__Passage shown__:
⟨
But even though short-term hikes “do
not raise public health concerns” and such levels in
rainwater are expected to be relatively short, the EPA said
it would increase the monitoring of precipitation, drinking
water, and other “potential exposure routes.”
One key area being watched is the US milk supply. After
the Chernobyl meltdown in 1986, it was found that cows had
eaten grass tainted by radioactive fallout from the reactor.
Concentrated radioiodine in the milk was blamed later for
causing health problems in humans who drank it. The Soviet
government was blamed for not warning the public.
Similarly, the US government was blamed for downplaying
radioactive fallout as a health threat during atmospheric
weapons testing in the 1950s and early 1960s. Such
experience has translated into a high level of public
distrust in many nations, experts say.
“As far as I can tell, the fallout today appears to be
orders of magnitude less than it was during weapon testing
in the 1950s when weapons-testing fallout occurred all over
the country,” says Arjun Makhijani, president of Institute
for Energy and Environmental Research in Takoma Park, Md.,
who has testified to Congress on the nuclear fallout issue.
“Still, I would say there is a level of public concern
that's high enough right now that the authorities absolutely
should be measuring [radiation] levels in milk.”
⟩
__Entries__:
⟨
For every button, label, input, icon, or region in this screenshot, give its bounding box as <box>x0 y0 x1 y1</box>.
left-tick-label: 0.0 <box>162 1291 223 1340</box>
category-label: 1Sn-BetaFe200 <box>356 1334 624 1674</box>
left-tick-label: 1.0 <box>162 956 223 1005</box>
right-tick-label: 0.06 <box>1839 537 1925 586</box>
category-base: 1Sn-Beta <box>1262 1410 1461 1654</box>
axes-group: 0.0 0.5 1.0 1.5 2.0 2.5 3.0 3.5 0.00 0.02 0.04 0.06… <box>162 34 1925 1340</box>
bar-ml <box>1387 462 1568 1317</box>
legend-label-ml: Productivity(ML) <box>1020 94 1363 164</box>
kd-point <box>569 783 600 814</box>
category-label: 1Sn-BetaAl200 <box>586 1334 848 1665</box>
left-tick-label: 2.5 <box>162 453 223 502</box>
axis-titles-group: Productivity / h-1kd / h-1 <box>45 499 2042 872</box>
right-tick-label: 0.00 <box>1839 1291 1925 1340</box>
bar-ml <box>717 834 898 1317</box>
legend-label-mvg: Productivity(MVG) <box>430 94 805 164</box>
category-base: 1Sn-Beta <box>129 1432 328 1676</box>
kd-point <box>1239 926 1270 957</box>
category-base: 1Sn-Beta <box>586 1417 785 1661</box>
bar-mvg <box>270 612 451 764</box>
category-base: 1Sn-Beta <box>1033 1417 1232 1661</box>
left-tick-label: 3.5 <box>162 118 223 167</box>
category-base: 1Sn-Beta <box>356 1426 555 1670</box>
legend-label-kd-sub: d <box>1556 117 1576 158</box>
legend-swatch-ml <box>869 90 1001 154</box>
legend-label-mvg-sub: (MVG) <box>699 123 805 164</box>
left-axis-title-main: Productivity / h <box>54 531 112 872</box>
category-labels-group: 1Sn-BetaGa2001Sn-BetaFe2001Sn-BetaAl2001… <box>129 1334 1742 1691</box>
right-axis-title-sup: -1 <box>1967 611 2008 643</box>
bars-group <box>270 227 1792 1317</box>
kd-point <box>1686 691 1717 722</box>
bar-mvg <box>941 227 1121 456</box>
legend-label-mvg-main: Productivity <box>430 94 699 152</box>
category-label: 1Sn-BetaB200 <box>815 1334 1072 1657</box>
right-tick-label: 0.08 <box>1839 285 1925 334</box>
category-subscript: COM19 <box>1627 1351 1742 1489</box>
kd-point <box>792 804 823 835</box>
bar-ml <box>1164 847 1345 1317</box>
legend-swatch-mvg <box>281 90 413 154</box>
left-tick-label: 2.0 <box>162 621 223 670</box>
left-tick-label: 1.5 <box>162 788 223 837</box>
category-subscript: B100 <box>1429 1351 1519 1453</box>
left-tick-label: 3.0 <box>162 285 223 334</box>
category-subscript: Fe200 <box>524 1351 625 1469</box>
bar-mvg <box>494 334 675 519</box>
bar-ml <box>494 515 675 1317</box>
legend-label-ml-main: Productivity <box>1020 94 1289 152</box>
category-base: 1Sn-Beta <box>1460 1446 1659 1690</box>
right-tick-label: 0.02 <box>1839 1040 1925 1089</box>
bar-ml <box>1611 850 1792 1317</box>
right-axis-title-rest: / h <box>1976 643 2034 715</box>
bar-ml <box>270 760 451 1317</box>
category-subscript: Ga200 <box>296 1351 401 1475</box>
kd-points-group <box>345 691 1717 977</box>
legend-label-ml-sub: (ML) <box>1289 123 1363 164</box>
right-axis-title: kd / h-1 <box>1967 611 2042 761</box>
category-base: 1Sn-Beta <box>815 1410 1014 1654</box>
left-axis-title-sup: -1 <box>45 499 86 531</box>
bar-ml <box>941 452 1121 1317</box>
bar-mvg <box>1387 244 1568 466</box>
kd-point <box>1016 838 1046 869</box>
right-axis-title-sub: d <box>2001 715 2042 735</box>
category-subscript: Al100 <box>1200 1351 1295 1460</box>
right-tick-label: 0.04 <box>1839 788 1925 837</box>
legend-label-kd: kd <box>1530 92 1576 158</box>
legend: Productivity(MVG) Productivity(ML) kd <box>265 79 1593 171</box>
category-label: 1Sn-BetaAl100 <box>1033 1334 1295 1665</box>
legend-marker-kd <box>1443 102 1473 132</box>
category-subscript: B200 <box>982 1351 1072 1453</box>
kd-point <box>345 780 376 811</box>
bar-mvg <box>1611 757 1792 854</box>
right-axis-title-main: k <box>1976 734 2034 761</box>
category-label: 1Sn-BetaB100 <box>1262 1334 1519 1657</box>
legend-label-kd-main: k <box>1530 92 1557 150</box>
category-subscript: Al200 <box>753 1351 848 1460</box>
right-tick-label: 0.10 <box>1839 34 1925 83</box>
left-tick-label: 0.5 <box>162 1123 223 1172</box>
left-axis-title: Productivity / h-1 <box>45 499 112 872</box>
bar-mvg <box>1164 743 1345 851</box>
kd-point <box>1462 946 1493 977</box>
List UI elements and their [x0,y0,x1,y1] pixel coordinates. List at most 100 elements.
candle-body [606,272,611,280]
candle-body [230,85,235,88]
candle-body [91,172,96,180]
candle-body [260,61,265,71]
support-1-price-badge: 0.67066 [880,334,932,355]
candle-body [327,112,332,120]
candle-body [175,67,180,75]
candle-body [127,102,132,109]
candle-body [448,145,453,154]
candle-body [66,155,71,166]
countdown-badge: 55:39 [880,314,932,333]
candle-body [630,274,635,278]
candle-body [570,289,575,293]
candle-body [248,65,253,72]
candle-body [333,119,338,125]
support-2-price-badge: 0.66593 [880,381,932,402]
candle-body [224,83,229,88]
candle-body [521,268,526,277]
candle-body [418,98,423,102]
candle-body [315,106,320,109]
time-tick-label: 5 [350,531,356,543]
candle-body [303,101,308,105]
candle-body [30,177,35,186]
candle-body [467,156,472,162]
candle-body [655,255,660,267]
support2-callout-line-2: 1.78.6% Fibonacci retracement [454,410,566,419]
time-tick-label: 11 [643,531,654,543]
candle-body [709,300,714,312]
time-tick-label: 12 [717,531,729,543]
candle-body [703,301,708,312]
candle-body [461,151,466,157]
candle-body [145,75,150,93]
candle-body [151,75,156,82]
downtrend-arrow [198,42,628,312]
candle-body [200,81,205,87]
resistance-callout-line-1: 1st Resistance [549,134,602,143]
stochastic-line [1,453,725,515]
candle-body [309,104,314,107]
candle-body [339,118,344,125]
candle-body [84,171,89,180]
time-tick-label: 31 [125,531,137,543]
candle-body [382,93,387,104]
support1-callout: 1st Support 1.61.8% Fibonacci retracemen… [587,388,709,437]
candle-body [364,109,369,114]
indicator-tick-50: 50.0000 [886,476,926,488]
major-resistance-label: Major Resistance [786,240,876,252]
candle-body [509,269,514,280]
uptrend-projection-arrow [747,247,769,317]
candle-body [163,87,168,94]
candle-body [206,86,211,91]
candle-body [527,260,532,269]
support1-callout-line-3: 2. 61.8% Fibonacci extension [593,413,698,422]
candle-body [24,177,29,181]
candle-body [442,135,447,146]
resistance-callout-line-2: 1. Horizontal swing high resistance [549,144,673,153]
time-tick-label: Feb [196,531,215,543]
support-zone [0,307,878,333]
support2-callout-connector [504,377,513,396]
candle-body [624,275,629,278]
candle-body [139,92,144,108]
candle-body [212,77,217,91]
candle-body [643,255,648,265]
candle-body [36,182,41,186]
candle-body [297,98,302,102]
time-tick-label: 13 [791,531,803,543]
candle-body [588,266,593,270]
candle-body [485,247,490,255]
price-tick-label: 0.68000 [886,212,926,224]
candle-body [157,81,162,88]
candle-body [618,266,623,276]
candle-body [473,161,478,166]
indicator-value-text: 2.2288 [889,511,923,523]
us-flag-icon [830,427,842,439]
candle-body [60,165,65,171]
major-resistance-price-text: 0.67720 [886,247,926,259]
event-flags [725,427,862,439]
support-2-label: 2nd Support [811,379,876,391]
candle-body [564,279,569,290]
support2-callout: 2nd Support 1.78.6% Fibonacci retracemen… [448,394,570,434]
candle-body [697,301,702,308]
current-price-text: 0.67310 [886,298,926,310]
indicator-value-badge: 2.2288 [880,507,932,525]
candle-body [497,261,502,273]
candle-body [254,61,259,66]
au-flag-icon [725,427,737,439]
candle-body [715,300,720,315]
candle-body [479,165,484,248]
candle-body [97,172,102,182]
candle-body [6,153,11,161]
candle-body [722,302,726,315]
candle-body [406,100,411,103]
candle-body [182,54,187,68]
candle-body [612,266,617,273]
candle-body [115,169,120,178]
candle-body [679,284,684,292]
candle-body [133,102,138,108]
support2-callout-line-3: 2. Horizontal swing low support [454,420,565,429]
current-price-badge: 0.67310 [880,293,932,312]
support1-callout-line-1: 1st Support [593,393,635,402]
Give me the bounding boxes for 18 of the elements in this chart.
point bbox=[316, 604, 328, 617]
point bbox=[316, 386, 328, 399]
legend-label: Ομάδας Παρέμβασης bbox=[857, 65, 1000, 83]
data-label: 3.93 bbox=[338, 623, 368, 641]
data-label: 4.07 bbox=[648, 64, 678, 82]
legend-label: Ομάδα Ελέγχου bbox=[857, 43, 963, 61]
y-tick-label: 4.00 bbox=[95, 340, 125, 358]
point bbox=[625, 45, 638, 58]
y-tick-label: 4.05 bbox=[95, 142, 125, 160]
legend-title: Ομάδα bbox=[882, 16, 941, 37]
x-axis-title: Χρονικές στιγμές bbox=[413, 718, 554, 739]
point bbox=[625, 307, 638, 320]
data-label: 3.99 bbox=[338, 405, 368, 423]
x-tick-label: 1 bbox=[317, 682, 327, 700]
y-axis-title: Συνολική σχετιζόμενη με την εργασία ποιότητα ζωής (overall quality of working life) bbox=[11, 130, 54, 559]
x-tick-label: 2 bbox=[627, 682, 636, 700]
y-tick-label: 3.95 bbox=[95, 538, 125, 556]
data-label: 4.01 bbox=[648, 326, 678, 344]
⟩
__Complete the following__:
**a.** Restate the stretch of the radioactive fallout article from "Concentrated radioiodine in" through "nations, experts say." word for word.
**b.** Check each statement against the radioactive fallout article. Answer yes or no, and quote the words of the article that decide it.
(i) The EPA said it would cut back its monitoring of precipitation.
(ii) After the Chernobyl meltdown, cows were found to have eaten grass tainted by radioactive fallout.
(iii) Arjun Makhijani says today's fallout appears greater than the fallout from weapons testing in the 1950s.
**c.** Extend the radioactive fallout article beyond its final sentence.

__Exercise responses__:
**a.**
Concentrated radioiodine in the milk was blamed later for
causing health problems in humans who drank it. The Soviet
government was blamed for not warning the public.
Similarly, the US government was blamed for downplaying
radioactive fallout as a health threat during atmospheric
weapons testing in the 1950s and early 1960s. Such
experience has translated into a high level of public
distrust in many nations, experts say.

**b.**
(i) No: "it would increase the monitoring of precipitation, drinking water"
(ii) Yes: "it was found that cows had eaten grass tainted by radioactive fallout from the reactor"
(iii) No: "the fallout today appears to be orders of magnitude less than it was during weapon testing in the 1950s"

**c.**
In a statement Monday, the EPA and Massachusetts
authorities said they were monitoring the milk supply at
more than 30 stations. Typically this was done only once
every three months, but sampling and evaluations were now
being done “immediately,” the agency said.
The Food and Drug Administration added in a joint
statement with EPA and other agencies that it was unlikely
that radiation levels would contaminate milk to any degree
that would harm health.
“At this time, theoretical models do not indicate that
harmful amounts of radiation will reach the US and,
therefore, there is little possibility of domestic milk
being contaminated as a result of grass or feed
contamination in the US,” the FDA said.
“As part of ongoing federal safety requirements, there is
regular testing of milk and other selected foods for
radioactivity and other potential contaminants,” added the
Massachusetts Department of Health in the same release. “In
initial testing, US EPA found no I-131 in milk products in
the US.... This monitoring by the federal officials will
continue in Massachusetts and other states.”.